* **Input data**:

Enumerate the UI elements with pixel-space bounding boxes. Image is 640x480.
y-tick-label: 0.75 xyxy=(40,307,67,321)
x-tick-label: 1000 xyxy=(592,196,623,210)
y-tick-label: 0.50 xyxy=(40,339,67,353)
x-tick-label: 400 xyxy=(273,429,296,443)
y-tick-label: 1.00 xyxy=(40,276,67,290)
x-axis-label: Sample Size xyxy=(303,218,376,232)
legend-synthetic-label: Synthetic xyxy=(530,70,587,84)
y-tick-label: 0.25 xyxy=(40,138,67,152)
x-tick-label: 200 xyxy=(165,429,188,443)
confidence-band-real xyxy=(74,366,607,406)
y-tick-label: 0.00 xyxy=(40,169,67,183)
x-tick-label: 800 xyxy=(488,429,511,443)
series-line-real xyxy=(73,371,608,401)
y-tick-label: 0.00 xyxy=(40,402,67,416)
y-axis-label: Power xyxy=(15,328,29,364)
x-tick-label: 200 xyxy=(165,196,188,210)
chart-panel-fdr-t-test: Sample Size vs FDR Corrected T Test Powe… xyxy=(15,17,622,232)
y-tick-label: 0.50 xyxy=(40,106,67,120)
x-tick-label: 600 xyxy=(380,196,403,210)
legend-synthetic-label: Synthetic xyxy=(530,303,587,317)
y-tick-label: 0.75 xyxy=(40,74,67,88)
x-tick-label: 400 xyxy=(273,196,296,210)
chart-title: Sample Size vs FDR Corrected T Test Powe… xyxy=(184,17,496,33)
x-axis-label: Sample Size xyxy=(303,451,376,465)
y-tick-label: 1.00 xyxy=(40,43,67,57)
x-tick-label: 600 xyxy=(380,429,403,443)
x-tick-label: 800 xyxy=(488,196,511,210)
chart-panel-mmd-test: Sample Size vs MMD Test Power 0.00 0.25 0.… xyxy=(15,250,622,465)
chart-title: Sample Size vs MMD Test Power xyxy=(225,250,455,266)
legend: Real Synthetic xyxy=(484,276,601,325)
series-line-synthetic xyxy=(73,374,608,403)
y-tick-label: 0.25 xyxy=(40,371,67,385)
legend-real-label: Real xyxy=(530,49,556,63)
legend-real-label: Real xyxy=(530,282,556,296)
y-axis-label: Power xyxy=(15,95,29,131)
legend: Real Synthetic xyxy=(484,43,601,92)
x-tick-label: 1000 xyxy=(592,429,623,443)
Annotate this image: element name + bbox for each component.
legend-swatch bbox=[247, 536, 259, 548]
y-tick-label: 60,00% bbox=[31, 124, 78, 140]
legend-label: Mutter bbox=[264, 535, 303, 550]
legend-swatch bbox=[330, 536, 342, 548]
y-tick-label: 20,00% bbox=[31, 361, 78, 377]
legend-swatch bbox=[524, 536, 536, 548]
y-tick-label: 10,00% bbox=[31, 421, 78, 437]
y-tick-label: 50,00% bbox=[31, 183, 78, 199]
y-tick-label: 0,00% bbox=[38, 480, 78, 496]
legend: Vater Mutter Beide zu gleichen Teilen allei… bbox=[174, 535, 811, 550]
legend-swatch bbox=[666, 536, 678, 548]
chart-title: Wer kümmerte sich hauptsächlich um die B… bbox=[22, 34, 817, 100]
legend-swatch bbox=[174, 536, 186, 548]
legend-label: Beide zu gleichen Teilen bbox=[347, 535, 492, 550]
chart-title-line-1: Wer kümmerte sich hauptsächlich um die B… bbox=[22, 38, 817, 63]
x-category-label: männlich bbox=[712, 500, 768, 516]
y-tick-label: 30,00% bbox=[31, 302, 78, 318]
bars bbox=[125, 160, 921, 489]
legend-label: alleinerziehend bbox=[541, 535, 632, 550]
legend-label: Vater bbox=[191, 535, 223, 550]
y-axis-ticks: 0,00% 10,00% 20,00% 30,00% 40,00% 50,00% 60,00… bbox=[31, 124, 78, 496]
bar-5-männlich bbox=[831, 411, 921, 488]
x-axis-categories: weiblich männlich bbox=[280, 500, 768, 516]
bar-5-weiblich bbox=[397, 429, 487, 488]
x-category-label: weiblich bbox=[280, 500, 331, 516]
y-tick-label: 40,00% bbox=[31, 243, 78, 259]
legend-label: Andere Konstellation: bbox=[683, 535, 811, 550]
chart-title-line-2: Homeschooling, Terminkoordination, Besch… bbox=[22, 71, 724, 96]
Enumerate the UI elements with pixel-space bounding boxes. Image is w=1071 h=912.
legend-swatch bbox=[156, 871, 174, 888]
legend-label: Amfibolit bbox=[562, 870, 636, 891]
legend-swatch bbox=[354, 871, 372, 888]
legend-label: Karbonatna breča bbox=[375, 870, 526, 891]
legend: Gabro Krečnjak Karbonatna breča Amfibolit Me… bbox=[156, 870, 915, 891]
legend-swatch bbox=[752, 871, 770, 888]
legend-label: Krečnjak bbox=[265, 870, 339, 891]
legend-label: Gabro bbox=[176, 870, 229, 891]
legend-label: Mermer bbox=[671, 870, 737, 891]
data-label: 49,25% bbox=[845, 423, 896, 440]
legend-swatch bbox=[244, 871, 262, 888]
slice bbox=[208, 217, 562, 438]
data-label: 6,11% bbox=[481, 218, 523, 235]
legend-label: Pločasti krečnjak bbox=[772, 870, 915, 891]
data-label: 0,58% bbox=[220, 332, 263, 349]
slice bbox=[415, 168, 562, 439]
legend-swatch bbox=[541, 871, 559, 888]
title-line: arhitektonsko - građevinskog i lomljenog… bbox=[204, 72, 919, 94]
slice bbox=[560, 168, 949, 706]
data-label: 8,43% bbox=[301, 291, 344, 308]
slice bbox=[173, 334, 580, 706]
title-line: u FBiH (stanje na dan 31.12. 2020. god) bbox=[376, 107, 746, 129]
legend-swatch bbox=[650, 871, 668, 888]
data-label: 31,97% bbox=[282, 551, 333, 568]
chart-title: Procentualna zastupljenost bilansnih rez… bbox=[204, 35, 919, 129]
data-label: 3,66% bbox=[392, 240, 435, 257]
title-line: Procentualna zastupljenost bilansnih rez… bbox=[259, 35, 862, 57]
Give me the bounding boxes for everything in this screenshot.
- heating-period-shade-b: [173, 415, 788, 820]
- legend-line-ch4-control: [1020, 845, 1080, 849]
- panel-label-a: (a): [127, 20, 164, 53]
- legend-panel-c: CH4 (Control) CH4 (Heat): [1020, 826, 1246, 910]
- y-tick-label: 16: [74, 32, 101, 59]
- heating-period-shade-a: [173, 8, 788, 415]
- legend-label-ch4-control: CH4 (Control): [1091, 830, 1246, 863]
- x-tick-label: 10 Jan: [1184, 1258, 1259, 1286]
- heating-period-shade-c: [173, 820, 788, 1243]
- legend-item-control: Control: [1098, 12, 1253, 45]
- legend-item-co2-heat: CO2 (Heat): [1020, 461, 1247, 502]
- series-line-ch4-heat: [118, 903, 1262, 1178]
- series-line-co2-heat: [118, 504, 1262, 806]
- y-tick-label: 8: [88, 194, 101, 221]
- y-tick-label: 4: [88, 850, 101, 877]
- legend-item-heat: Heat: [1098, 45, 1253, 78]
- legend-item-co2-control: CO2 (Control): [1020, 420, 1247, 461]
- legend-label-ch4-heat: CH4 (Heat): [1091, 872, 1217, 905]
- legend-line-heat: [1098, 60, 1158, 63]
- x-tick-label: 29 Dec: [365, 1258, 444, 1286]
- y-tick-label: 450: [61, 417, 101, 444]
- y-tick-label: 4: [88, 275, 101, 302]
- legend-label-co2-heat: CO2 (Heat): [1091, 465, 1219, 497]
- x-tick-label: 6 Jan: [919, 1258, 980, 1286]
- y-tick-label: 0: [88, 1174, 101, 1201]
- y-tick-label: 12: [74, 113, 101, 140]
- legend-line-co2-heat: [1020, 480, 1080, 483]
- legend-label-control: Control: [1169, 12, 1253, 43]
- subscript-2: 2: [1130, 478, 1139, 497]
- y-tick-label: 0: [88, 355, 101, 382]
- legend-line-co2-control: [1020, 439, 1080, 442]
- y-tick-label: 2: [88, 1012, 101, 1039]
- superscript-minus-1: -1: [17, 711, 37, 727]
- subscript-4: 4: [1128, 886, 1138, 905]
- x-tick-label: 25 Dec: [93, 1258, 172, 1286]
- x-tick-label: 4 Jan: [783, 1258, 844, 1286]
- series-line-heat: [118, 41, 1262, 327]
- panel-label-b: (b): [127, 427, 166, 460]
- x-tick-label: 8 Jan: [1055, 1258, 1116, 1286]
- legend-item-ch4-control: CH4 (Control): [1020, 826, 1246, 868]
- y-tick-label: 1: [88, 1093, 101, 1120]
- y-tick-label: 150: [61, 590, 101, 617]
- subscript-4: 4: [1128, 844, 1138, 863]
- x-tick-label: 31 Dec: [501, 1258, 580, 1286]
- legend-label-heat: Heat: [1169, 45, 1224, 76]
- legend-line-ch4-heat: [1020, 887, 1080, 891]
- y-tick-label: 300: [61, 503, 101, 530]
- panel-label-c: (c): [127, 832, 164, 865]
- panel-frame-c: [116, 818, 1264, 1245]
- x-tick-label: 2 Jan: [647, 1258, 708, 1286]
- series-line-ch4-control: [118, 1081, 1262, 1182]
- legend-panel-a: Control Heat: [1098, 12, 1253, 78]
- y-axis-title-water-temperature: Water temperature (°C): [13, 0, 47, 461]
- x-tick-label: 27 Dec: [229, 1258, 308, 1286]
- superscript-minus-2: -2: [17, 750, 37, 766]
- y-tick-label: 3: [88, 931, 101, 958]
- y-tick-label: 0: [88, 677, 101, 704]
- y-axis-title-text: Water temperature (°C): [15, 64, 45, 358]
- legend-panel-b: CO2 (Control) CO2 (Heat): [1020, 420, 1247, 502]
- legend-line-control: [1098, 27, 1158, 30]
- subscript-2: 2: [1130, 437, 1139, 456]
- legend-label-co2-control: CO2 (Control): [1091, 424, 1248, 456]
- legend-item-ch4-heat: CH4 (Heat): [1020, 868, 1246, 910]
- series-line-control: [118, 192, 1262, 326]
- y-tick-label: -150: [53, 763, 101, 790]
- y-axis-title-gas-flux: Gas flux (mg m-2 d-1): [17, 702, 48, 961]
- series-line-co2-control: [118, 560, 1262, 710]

* **To be done**:
Find every line in the material above that contains the string "Corrected", with case taken into account, and copy each one in full.

* **Correct answer**:
chart-panel-fdr-t-test: Sample Size vs FDR Corrected T Test Powe… xyxy=(15,17,622,232)
chart-title: Sample Size vs FDR Corrected T Test Powe… xyxy=(184,17,496,33)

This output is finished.